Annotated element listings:
★ ★ ★ ★ ★ ★ ★

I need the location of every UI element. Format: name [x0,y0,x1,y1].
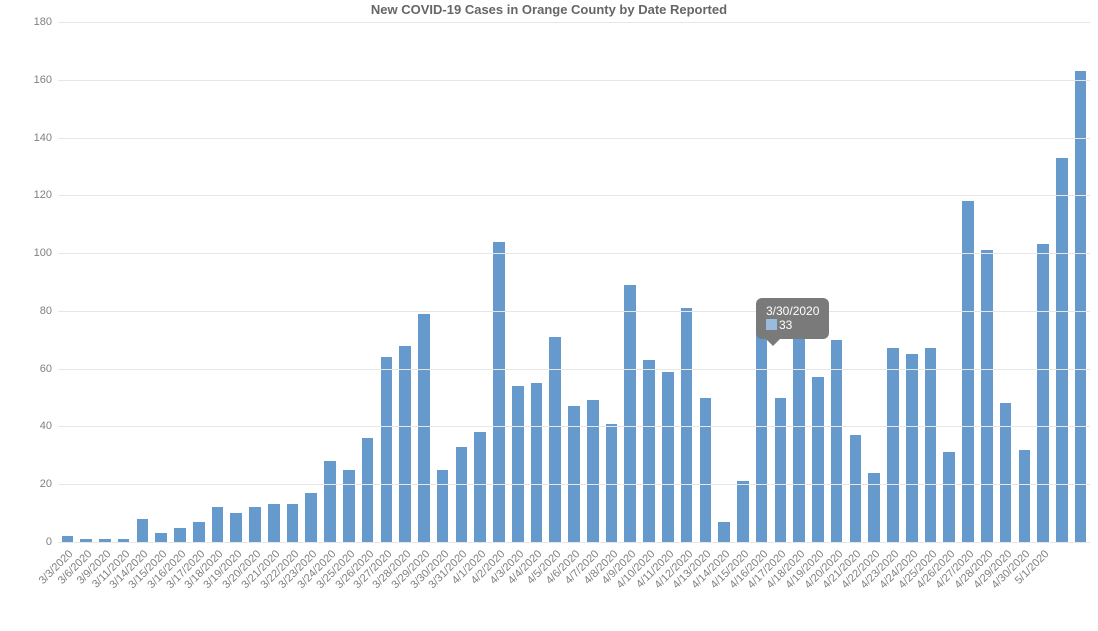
bar[interactable] [399,346,411,542]
bar[interactable] [943,452,955,542]
bar[interactable] [737,481,749,542]
gridline [58,542,1090,543]
y-tick-label: 40 [18,420,52,432]
bar[interactable] [437,470,449,542]
bar[interactable] [193,522,205,542]
y-tick-label: 60 [18,363,52,375]
bar[interactable] [268,504,280,542]
bar[interactable] [493,242,505,542]
gridline [58,426,1090,427]
bar[interactable] [1000,403,1012,542]
y-tick-label: 100 [18,247,52,259]
tooltip-category: 3/30/2020 [766,304,819,318]
gridline [58,80,1090,81]
bar[interactable] [1019,450,1031,542]
bar[interactable] [137,519,149,542]
bar[interactable] [1037,244,1049,542]
bar[interactable] [456,447,468,542]
y-tick-label: 0 [18,536,52,548]
y-tick-label: 20 [18,478,52,490]
bar[interactable] [474,432,486,542]
bar[interactable] [906,354,918,542]
bar[interactable] [850,435,862,542]
bars-layer [58,22,1090,542]
gridline [58,138,1090,139]
bar[interactable] [700,398,712,542]
tooltip-swatch [766,319,777,330]
bar[interactable] [887,348,899,542]
gridline [58,484,1090,485]
y-tick-label: 160 [18,74,52,86]
bar[interactable] [549,337,561,542]
bar[interactable] [606,424,618,542]
bar[interactable] [287,504,299,542]
bar[interactable] [230,513,242,542]
bar[interactable] [155,533,167,542]
bar[interactable] [418,314,430,542]
y-tick-label: 140 [18,132,52,144]
bar[interactable] [587,400,599,542]
plot-area: 0204060801001201401601803/3/20203/6/2020… [58,22,1090,542]
gridline [58,22,1090,23]
bar[interactable] [662,372,674,542]
bar[interactable] [831,340,843,542]
bar[interactable] [812,377,824,542]
bar[interactable] [681,308,693,542]
bar[interactable] [793,334,805,542]
bar[interactable] [212,507,224,542]
tooltip-value: 33 [779,318,792,332]
gridline [58,195,1090,196]
bar[interactable] [343,470,355,542]
bar[interactable] [981,250,993,542]
bar[interactable] [324,461,336,542]
gridline [58,253,1090,254]
bar[interactable] [249,507,261,542]
bar[interactable] [381,357,393,542]
bar[interactable] [512,386,524,542]
chart-title: New COVID-19 Cases in Orange County by D… [0,2,1098,17]
y-tick-label: 80 [18,305,52,317]
y-tick-label: 120 [18,189,52,201]
bar[interactable] [775,398,787,542]
bar[interactable] [925,348,937,542]
bar[interactable] [1075,71,1087,542]
tooltip-value-row: 33 [766,318,819,332]
bar[interactable] [362,438,374,542]
tooltip: 3/30/2020 33 [756,298,829,339]
bar[interactable] [718,522,730,542]
chart-container: New COVID-19 Cases in Orange County by D… [0,0,1098,631]
bar[interactable] [624,285,636,542]
gridline [58,369,1090,370]
y-tick-label: 180 [18,16,52,28]
bar[interactable] [643,360,655,542]
bar[interactable] [305,493,317,542]
bar[interactable] [174,528,186,542]
gridline [58,311,1090,312]
bar[interactable] [531,383,543,542]
bar[interactable] [868,473,880,542]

★ ★ ★ ★ ★ ★ ★

Copy all of the items above word for word, leaving out the pictures.

◆ RIGHT ANSWER:
I need the location of every UI element. Format: name [x0,y0,x1,y1].
bar[interactable] [399,346,411,542]
bar[interactable] [943,452,955,542]
bar[interactable] [737,481,749,542]
gridline [58,542,1090,543]
y-tick-label: 40 [18,420,52,432]
bar[interactable] [437,470,449,542]
bar[interactable] [193,522,205,542]
y-tick-label: 60 [18,363,52,375]
bar[interactable] [268,504,280,542]
bar[interactable] [493,242,505,542]
gridline [58,426,1090,427]
bar[interactable] [1000,403,1012,542]
y-tick-label: 100 [18,247,52,259]
tooltip-category: 3/30/2020 [766,304,819,318]
gridline [58,80,1090,81]
bar[interactable] [1019,450,1031,542]
bar[interactable] [137,519,149,542]
bar[interactable] [1037,244,1049,542]
bar[interactable] [456,447,468,542]
y-tick-label: 0 [18,536,52,548]
y-tick-label: 20 [18,478,52,490]
bar[interactable] [474,432,486,542]
bar[interactable] [906,354,918,542]
bar[interactable] [850,435,862,542]
bars-layer [58,22,1090,542]
gridline [58,138,1090,139]
bar[interactable] [700,398,712,542]
tooltip-swatch [766,319,777,330]
bar[interactable] [887,348,899,542]
gridline [58,484,1090,485]
y-tick-label: 160 [18,74,52,86]
bar[interactable] [549,337,561,542]
bar[interactable] [606,424,618,542]
bar[interactable] [287,504,299,542]
bar[interactable] [230,513,242,542]
bar[interactable] [155,533,167,542]
bar[interactable] [418,314,430,542]
y-tick-label: 140 [18,132,52,144]
bar[interactable] [587,400,599,542]
plot-area: 0204060801001201401601803/3/20203/6/2020… [58,22,1090,542]
gridline [58,22,1090,23]
bar[interactable] [662,372,674,542]
bar[interactable] [831,340,843,542]
bar[interactable] [812,377,824,542]
bar[interactable] [681,308,693,542]
bar[interactable] [793,334,805,542]
bar[interactable] [212,507,224,542]
tooltip-value: 33 [779,318,792,332]
gridline [58,195,1090,196]
bar[interactable] [343,470,355,542]
bar[interactable] [981,250,993,542]
bar[interactable] [324,461,336,542]
gridline [58,253,1090,254]
bar[interactable] [249,507,261,542]
bar[interactable] [381,357,393,542]
bar[interactable] [512,386,524,542]
chart-title: New COVID-19 Cases in Orange County by D… [0,2,1098,17]
y-tick-label: 80 [18,305,52,317]
y-tick-label: 120 [18,189,52,201]
bar[interactable] [775,398,787,542]
bar[interactable] [925,348,937,542]
bar[interactable] [1075,71,1087,542]
tooltip-value-row: 33 [766,318,819,332]
bar[interactable] [362,438,374,542]
tooltip: 3/30/2020 33 [756,298,829,339]
bar[interactable] [718,522,730,542]
chart-container: New COVID-19 Cases in Orange County by D… [0,0,1098,631]
bar[interactable] [624,285,636,542]
gridline [58,369,1090,370]
y-tick-label: 180 [18,16,52,28]
bar[interactable] [643,360,655,542]
bar[interactable] [305,493,317,542]
bar[interactable] [174,528,186,542]
gridline [58,311,1090,312]
bar[interactable] [531,383,543,542]
bar[interactable] [868,473,880,542]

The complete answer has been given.